Exercise objective: Copy out all the entries word for word.

(Stored records)
--- begin ---

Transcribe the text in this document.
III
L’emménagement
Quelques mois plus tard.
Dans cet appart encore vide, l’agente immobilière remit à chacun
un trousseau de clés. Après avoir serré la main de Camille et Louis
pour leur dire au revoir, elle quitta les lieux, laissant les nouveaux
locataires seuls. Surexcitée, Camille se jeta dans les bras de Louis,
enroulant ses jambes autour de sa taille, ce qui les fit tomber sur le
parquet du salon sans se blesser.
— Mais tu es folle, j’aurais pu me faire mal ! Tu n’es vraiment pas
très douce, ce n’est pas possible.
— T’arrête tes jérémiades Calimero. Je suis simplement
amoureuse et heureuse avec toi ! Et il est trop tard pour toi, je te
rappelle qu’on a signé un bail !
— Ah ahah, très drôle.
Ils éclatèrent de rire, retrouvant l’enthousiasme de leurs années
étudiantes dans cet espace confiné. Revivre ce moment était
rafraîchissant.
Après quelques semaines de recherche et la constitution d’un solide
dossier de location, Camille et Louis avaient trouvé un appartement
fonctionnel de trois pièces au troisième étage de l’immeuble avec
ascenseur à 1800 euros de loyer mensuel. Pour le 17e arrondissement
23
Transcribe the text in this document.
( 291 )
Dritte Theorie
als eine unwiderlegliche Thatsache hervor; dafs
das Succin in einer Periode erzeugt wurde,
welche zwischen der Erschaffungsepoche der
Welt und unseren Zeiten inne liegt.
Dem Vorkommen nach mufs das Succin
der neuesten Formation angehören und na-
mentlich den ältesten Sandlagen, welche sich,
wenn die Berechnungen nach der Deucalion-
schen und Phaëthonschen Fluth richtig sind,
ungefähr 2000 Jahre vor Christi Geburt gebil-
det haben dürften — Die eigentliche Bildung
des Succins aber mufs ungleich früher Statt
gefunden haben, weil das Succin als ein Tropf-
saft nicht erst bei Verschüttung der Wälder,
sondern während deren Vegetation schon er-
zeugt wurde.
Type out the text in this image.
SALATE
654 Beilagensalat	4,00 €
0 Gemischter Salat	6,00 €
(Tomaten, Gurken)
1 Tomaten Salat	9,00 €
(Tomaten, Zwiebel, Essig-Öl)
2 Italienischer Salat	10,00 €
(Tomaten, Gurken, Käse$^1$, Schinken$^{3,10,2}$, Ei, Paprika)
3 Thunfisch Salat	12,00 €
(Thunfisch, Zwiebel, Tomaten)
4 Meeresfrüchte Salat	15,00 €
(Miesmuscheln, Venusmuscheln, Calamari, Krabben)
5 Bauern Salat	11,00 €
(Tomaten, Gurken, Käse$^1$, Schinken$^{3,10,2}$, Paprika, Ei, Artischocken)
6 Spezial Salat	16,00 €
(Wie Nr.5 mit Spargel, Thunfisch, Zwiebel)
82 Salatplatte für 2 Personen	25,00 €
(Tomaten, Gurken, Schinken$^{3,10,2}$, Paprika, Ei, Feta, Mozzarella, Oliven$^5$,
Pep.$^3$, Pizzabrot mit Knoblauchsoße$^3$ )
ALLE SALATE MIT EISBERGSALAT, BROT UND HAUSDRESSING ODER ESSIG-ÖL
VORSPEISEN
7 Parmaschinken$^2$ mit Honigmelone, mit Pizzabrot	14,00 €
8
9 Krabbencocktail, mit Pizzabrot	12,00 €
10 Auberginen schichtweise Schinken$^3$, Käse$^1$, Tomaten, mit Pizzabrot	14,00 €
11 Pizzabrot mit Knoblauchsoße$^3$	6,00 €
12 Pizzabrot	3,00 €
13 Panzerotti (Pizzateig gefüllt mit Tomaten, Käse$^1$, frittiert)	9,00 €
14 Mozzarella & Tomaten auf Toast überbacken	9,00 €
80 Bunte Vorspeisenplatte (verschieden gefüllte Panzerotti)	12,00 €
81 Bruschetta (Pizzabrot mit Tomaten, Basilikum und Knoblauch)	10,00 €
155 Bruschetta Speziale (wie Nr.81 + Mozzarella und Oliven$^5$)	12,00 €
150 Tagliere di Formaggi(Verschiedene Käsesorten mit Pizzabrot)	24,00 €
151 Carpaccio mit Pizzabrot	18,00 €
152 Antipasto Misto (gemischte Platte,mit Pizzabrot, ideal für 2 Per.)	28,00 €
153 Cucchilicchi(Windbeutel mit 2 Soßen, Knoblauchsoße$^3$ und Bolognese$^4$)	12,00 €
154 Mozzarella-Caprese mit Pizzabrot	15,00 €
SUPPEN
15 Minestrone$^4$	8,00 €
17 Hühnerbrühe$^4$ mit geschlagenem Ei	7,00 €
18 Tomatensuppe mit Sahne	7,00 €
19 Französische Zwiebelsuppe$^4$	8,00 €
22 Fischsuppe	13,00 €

--- end ---

The result:
Transcribe the text in this document.
III
L’emménagement
Quelques mois plus tard.
Dans cet appart encore vide, l’agente immobilière remit à chacun
un trousseau de clés. Après avoir serré la main de Camille et Louis
pour leur dire au revoir, elle quitta les lieux, laissant les nouveaux
locataires seuls. Surexcitée, Camille se jeta dans les bras de Louis,
enroulant ses jambes autour de sa taille, ce qui les fit tomber sur le
parquet du salon sans se blesser.
— Mais tu es folle, j’aurais pu me faire mal ! Tu n’es vraiment pas
très douce, ce n’est pas possible.
— T’arrête tes jérémiades Calimero. Je suis simplement
amoureuse et heureuse avec toi ! Et il est trop tard pour toi, je te
rappelle qu’on a signé un bail !
— Ah ahah, très drôle.
Ils éclatèrent de rire, retrouvant l’enthousiasme de leurs années
étudiantes dans cet espace confiné. Revivre ce moment était
rafraîchissant.
Après quelques semaines de recherche et la constitution d’un solide
dossier de location, Camille et Louis avaient trouvé un appartement
fonctionnel de trois pièces au troisième étage de l’immeuble avec
ascenseur à 1800 euros de loyer mensuel. Pour le 17e arrondissement
23
Transcribe the text in this document.
( 291 )
Dritte Theorie
als eine unwiderlegliche Thatsache hervor; dafs
das Succin in einer Periode erzeugt wurde,
welche zwischen der Erschaffungsepoche der
Welt und unseren Zeiten inne liegt.
Dem Vorkommen nach mufs das Succin
der neuesten Formation angehören und na-
mentlich den ältesten Sandlagen, welche sich,
wenn die Berechnungen nach der Deucalion-
schen und Phaëthonschen Fluth richtig sind,
ungefähr 2000 Jahre vor Christi Geburt gebil-
det haben dürften — Die eigentliche Bildung
des Succins aber mufs ungleich früher Statt
gefunden haben, weil das Succin als ein Tropf-
saft nicht erst bei Verschüttung der Wälder,
sondern während deren Vegetation schon er-
zeugt wurde.
Type out the text in this image.
SALATE
654 Beilagensalat	4,00 €
0 Gemischter Salat	6,00 €
(Tomaten, Gurken)
1 Tomaten Salat	9,00 €
(Tomaten, Zwiebel, Essig-Öl)
2 Italienischer Salat	10,00 €
(Tomaten, Gurken, Käse$^1$, Schinken$^{3,10,2}$, Ei, Paprika)
3 Thunfisch Salat	12,00 €
(Thunfisch, Zwiebel, Tomaten)
4 Meeresfrüchte Salat	15,00 €
(Miesmuscheln, Venusmuscheln, Calamari, Krabben)
5 Bauern Salat	11,00 €
(Tomaten, Gurken, Käse$^1$, Schinken$^{3,10,2}$, Paprika, Ei, Artischocken)
6 Spezial Salat	16,00 €
(Wie Nr.5 mit Spargel, Thunfisch, Zwiebel)
82 Salatplatte für 2 Personen	25,00 €
(Tomaten, Gurken, Schinken$^{3,10,2}$, Paprika, Ei, Feta, Mozzarella, Oliven$^5$,
Pep.$^3$, Pizzabrot mit Knoblauchsoße$^3$ )
ALLE SALATE MIT EISBERGSALAT, BROT UND HAUSDRESSING ODER ESSIG-ÖL
VORSPEISEN
7 Parmaschinken$^2$ mit Honigmelone, mit Pizzabrot	14,00 €
8
9 Krabbencocktail, mit Pizzabrot	12,00 €
10 Auberginen schichtweise Schinken$^3$, Käse$^1$, Tomaten, mit Pizzabrot	14,00 €
11 Pizzabrot mit Knoblauchsoße$^3$	6,00 €
12 Pizzabrot	3,00 €
13 Panzerotti (Pizzateig gefüllt mit Tomaten, Käse$^1$, frittiert)	9,00 €
14 Mozzarella & Tomaten auf Toast überbacken	9,00 €
80 Bunte Vorspeisenplatte (verschieden gefüllte Panzerotti)	12,00 €
81 Bruschetta (Pizzabrot mit Tomaten, Basilikum und Knoblauch)	10,00 €
155 Bruschetta Speziale (wie Nr.81 + Mozzarella und Oliven$^5$)	12,00 €
150 Tagliere di Formaggi(Verschiedene Käsesorten mit Pizzabrot)	24,00 €
151 Carpaccio mit Pizzabrot	18,00 €
152 Antipasto Misto (gemischte Platte,mit Pizzabrot, ideal für 2 Per.)	28,00 €
153 Cucchilicchi(Windbeutel mit 2 Soßen, Knoblauchsoße$^3$ und Bolognese$^4$)	12,00 €
154 Mozzarella-Caprese mit Pizzabrot	15,00 €
SUPPEN
15 Minestrone$^4$	8,00 €
17 Hühnerbrühe$^4$ mit geschlagenem Ei	7,00 €
18 Tomatensuppe mit Sahne	7,00 €
19 Französische Zwiebelsuppe$^4$	8,00 €
22 Fischsuppe	13,00 €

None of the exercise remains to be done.